SHORT TASK: Everything in the listing should be restated word for word.

::::

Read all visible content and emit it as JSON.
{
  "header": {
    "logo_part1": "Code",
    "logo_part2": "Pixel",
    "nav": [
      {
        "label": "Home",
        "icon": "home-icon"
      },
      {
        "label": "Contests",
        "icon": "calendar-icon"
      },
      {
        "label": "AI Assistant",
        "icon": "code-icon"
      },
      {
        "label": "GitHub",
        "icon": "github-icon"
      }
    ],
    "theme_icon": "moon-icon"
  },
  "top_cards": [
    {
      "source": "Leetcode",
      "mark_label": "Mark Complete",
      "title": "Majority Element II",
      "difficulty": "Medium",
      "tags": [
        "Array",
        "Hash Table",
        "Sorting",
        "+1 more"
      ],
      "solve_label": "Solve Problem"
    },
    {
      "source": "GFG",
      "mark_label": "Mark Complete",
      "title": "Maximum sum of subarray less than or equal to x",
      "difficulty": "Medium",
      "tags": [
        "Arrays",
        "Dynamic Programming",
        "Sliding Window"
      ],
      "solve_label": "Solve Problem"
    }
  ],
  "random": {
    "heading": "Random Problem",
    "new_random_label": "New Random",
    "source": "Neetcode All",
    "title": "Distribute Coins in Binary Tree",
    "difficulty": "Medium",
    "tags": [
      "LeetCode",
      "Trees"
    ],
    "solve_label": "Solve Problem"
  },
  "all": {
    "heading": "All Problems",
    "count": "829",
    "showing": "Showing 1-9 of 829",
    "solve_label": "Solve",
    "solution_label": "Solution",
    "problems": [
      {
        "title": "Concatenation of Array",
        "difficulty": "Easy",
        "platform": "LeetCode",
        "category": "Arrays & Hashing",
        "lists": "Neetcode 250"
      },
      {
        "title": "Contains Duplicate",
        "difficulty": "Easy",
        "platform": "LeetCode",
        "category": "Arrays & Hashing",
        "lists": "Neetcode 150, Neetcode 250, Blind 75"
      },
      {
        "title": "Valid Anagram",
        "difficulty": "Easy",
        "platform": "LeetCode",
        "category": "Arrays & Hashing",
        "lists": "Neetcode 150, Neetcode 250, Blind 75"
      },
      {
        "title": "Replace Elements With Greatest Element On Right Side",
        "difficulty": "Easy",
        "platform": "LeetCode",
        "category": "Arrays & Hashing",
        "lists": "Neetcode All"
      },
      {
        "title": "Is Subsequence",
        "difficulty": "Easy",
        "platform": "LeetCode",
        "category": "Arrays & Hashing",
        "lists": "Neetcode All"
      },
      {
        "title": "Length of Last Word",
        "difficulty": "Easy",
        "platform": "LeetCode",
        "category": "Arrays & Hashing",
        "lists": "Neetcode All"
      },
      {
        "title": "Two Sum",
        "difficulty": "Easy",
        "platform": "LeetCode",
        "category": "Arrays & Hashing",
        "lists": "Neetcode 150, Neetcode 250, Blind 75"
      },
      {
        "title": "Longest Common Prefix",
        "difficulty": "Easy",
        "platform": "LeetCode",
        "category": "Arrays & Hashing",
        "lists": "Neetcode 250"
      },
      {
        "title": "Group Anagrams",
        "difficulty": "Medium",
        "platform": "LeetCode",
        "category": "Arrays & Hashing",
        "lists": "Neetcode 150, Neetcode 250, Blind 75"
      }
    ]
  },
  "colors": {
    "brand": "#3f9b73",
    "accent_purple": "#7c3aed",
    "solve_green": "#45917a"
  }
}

::::

ANSWER BELOW:
Read all visible content and emit it as JSON.
{
  "header": {
    "logo_part1": "Code",
    "logo_part2": "Pixel",
    "nav": [
      {
        "label": "Home",
        "icon": "home-icon"
      },
      {
        "label": "Contests",
        "icon": "calendar-icon"
      },
      {
        "label": "AI Assistant",
        "icon": "code-icon"
      },
      {
        "label": "GitHub",
        "icon": "github-icon"
      }
    ],
    "theme_icon": "moon-icon"
  },
  "top_cards": [
    {
      "source": "Leetcode",
      "mark_label": "Mark Complete",
      "title": "Majority Element II",
      "difficulty": "Medium",
      "tags": [
        "Array",
        "Hash Table",
        "Sorting",
        "+1 more"
      ],
      "solve_label": "Solve Problem"
    },
    {
      "source": "GFG",
      "mark_label": "Mark Complete",
      "title": "Maximum sum of subarray less than or equal to x",
      "difficulty": "Medium",
      "tags": [
        "Arrays",
        "Dynamic Programming",
        "Sliding Window"
      ],
      "solve_label": "Solve Problem"
    }
  ],
  "random": {
    "heading": "Random Problem",
    "new_random_label": "New Random",
    "source": "Neetcode All",
    "title": "Distribute Coins in Binary Tree",
    "difficulty": "Medium",
    "tags": [
      "LeetCode",
      "Trees"
    ],
    "solve_label": "Solve Problem"
  },
  "all": {
    "heading": "All Problems",
    "count": "829",
    "showing": "Showing 1-9 of 829",
    "solve_label": "Solve",
    "solution_label": "Solution",
    "problems": [
      {
        "title": "Concatenation of Array",
        "difficulty": "Easy",
        "platform": "LeetCode",
        "category": "Arrays & Hashing",
        "lists": "Neetcode 250"
      },
      {
        "title": "Contains Duplicate",
        "difficulty": "Easy",
        "platform": "LeetCode",
        "category": "Arrays & Hashing",
        "lists": "Neetcode 150, Neetcode 250, Blind 75"
      },
      {
        "title": "Valid Anagram",
        "difficulty": "Easy",
        "platform": "LeetCode",
        "category": "Arrays & Hashing",
        "lists": "Neetcode 150, Neetcode 250, Blind 75"
      },
      {
        "title": "Replace Elements With Greatest Element On Right Side",
        "difficulty": "Easy",
        "platform": "LeetCode",
        "category": "Arrays & Hashing",
        "lists": "Neetcode All"
      },
      {
        "title": "Is Subsequence",
        "difficulty": "Easy",
        "platform": "LeetCode",
        "category": "Arrays & Hashing",
        "lists": "Neetcode All"
      },
      {
        "title": "Length of Last Word",
        "difficulty": "Easy",
        "platform": "LeetCode",
        "category": "Arrays & Hashing",
        "lists": "Neetcode All"
      },
      {
        "title": "Two Sum",
        "difficulty": "Easy",
        "platform": "LeetCode",
        "category": "Arrays & Hashing",
        "lists": "Neetcode 150, Neetcode 250, Blind 75"
      },
      {
        "title": "Longest Common Prefix",
        "difficulty": "Easy",
        "platform": "LeetCode",
        "category": "Arrays & Hashing",
        "lists": "Neetcode 250"
      },
      {
        "title": "Group Anagrams",
        "difficulty": "Medium",
        "platform": "LeetCode",
        "category": "Arrays & Hashing",
        "lists": "Neetcode 150, Neetcode 250, Blind 75"
      }
    ]
  },
  "colors": {
    "brand": "#3f9b73",
    "accent_purple": "#7c3aed",
    "solve_green": "#45917a"
  }
}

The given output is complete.